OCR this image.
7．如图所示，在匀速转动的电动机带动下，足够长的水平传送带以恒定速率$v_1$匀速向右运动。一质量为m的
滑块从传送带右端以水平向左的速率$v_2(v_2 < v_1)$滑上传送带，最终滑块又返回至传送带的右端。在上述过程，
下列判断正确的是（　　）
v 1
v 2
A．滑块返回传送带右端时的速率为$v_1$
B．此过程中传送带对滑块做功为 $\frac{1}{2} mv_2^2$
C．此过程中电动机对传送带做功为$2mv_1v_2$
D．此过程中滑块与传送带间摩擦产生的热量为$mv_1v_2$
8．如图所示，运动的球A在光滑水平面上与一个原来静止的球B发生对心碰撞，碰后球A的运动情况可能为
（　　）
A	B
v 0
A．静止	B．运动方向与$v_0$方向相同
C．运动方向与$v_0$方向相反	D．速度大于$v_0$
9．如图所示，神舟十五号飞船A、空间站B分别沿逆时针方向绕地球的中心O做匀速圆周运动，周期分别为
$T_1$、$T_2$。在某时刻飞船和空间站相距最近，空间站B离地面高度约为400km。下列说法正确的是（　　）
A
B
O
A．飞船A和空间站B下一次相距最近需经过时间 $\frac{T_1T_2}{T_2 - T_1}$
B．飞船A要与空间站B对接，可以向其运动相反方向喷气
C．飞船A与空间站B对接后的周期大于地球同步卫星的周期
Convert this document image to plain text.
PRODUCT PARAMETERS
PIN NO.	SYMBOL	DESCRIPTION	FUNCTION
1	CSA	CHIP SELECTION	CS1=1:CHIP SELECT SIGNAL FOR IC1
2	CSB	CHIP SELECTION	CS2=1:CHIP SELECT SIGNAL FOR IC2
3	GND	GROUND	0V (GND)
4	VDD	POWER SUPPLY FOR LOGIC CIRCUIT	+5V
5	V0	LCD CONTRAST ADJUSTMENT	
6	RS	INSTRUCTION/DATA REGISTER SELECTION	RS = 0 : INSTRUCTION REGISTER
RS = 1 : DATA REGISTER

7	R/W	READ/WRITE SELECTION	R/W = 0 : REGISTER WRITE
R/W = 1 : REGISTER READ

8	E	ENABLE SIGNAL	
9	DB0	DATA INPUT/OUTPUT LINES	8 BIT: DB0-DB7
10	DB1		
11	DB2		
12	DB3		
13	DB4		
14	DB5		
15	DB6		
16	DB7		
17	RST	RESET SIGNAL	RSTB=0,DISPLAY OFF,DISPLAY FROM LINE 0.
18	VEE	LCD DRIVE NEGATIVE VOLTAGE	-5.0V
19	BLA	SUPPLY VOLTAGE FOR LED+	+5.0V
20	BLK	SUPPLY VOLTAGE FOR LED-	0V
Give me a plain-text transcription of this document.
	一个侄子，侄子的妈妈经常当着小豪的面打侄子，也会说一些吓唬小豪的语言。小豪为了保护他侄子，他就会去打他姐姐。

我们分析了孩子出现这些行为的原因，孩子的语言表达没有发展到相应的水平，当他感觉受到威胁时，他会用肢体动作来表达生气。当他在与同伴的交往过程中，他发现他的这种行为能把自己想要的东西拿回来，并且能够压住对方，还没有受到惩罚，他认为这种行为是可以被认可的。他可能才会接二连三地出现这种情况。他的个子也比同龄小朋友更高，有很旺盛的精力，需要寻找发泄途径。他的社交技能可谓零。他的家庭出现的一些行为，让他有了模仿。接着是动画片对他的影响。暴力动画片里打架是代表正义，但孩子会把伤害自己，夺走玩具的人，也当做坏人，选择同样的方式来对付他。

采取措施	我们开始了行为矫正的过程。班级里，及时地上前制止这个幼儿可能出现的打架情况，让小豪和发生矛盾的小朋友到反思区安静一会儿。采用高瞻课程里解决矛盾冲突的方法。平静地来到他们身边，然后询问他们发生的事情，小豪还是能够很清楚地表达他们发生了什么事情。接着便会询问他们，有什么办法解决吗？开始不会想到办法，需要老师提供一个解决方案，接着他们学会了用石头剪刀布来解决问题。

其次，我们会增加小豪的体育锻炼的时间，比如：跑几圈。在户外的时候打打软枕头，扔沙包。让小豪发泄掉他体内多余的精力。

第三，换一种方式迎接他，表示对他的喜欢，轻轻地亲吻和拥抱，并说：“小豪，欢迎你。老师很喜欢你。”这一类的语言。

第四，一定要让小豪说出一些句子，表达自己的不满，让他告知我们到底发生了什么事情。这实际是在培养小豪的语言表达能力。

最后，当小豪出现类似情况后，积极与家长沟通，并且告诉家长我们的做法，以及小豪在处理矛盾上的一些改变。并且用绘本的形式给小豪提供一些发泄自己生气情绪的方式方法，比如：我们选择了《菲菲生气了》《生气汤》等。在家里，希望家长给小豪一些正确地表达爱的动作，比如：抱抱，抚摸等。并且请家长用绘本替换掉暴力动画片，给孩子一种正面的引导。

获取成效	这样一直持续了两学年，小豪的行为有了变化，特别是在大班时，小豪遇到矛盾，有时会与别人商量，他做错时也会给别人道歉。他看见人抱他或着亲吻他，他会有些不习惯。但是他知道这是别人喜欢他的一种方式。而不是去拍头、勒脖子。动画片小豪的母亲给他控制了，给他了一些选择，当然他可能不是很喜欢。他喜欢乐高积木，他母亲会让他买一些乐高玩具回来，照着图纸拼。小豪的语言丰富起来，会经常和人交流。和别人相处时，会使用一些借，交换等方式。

Task directions
Go through the records and show every line with the string "plain" in it.

Solved exercise
Convert this document image to plain text.
Give me a plain-text transcription of this document.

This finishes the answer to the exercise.